• _Do this_:
Return every line of the items below unchanged, character for character.

• _Exercise materials_:
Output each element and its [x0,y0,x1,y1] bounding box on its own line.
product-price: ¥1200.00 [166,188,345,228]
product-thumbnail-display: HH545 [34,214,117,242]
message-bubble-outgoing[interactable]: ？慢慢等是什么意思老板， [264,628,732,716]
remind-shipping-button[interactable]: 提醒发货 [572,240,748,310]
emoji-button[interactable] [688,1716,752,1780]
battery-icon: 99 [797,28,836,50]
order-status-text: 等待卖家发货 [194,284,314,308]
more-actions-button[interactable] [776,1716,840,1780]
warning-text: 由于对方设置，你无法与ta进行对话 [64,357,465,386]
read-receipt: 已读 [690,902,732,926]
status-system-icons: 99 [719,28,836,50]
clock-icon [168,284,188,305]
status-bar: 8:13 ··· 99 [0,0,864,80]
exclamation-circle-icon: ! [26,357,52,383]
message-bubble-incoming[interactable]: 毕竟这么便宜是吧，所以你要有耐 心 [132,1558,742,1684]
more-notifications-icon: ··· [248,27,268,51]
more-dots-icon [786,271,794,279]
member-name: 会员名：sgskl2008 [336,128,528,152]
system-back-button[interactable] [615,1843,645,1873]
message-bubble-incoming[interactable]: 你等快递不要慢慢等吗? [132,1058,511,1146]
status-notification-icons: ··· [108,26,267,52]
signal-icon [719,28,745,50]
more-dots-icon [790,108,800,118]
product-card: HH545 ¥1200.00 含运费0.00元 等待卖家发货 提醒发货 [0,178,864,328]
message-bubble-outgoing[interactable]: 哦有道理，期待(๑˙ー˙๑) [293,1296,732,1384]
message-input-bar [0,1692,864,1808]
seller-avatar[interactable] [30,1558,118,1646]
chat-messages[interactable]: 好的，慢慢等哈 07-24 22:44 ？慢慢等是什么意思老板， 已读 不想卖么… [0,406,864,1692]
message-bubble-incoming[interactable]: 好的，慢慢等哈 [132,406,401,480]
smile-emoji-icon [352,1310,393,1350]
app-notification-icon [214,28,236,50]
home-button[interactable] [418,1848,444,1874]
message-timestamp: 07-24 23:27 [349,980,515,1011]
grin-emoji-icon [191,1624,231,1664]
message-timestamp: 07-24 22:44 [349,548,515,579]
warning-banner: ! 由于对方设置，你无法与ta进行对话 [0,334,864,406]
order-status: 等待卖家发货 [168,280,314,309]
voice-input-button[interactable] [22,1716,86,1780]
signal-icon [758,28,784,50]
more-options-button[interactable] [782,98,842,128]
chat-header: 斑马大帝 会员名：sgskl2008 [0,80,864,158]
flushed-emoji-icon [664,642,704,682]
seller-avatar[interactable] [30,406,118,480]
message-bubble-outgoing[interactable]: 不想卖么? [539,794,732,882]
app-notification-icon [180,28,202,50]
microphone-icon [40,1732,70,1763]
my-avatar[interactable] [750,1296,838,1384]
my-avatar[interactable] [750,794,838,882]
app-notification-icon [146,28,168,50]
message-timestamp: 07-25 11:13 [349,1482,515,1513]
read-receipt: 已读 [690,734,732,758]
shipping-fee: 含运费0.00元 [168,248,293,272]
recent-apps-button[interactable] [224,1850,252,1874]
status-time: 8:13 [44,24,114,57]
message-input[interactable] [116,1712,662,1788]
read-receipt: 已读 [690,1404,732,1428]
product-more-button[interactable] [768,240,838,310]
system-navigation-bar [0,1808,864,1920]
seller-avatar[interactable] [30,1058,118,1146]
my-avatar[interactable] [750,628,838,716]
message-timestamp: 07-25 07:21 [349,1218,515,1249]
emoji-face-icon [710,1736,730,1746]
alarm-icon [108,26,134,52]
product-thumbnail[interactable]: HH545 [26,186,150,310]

• _Worked solution_:
Output each element and its [x0,y0,x1,y1] bounding box on its own line.
product-price: ¥1200.00 [166,188,345,228]
product-thumbnail-display: HH545 [34,214,117,242]
message-bubble-outgoing[interactable]: ？慢慢等是什么意思老板， [264,628,732,716]
remind-shipping-button[interactable]: 提醒发货 [572,240,748,310]
emoji-button[interactable] [688,1716,752,1780]
battery-icon: 99 [797,28,836,50]
order-status-text: 等待卖家发货 [194,284,314,308]
more-actions-button[interactable] [776,1716,840,1780]
warning-text: 由于对方设置，你无法与ta进行对话 [64,357,465,386]
read-receipt: 已读 [690,902,732,926]
status-system-icons: 99 [719,28,836,50]
clock-icon [168,284,188,305]
status-bar: 8:13 ··· 99 [0,0,864,80]
exclamation-circle-icon: ! [26,357,52,383]
message-bubble-incoming[interactable]: 毕竟这么便宜是吧，所以你要有耐 心 [132,1558,742,1684]
more-notifications-icon: ··· [248,27,268,51]
more-dots-icon [786,271,794,279]
member-name: 会员名：sgskl2008 [336,128,528,152]
system-back-button[interactable] [615,1843,645,1873]
message-bubble-incoming[interactable]: 你等快递不要慢慢等吗? [132,1058,511,1146]
status-notification-icons: ··· [108,26,267,52]
signal-icon [719,28,745,50]
more-dots-icon [790,108,800,118]
product-card: HH545 ¥1200.00 含运费0.00元 等待卖家发货 提醒发货 [0,178,864,328]
message-bubble-outgoing[interactable]: 哦有道理，期待(๑˙ー˙๑) [293,1296,732,1384]
message-input-bar [0,1692,864,1808]
seller-avatar[interactable] [30,1558,118,1646]
chat-messages[interactable]: 好的，慢慢等哈 07-24 22:44 ？慢慢等是什么意思老板， 已读 不想卖么… [0,406,864,1692]
message-bubble-incoming[interactable]: 好的，慢慢等哈 [132,406,401,480]
smile-emoji-icon [352,1310,393,1350]
app-notification-icon [214,28,236,50]
home-button[interactable] [418,1848,444,1874]
message-timestamp: 07-24 23:27 [349,980,515,1011]
grin-emoji-icon [191,1624,231,1664]
message-timestamp: 07-24 22:44 [349,548,515,579]
warning-banner: ! 由于对方设置，你无法与ta进行对话 [0,334,864,406]
order-status: 等待卖家发货 [168,280,314,309]
voice-input-button[interactable] [22,1716,86,1780]
signal-icon [758,28,784,50]
more-options-button[interactable] [782,98,842,128]
chat-header: 斑马大帝 会员名：sgskl2008 [0,80,864,158]
flushed-emoji-icon [664,642,704,682]
seller-avatar[interactable] [30,406,118,480]
message-bubble-outgoing[interactable]: 不想卖么? [539,794,732,882]
app-notification-icon [180,28,202,50]
microphone-icon [40,1732,70,1763]
my-avatar[interactable] [750,1296,838,1384]
my-avatar[interactable] [750,794,838,882]
app-notification-icon [146,28,168,50]
message-timestamp: 07-25 11:13 [349,1482,515,1513]
read-receipt: 已读 [690,734,732,758]
shipping-fee: 含运费0.00元 [168,248,293,272]
recent-apps-button[interactable] [224,1850,252,1874]
status-time: 8:13 [44,24,114,57]
message-input[interactable] [116,1712,662,1788]
read-receipt: 已读 [690,1404,732,1428]
product-more-button[interactable] [768,240,838,310]
system-navigation-bar [0,1808,864,1920]
seller-avatar[interactable] [30,1058,118,1146]
my-avatar[interactable] [750,628,838,716]
message-timestamp: 07-25 07:21 [349,1218,515,1249]
emoji-face-icon [710,1736,730,1746]
alarm-icon [108,26,134,52]
product-thumbnail[interactable]: HH545 [26,186,150,310]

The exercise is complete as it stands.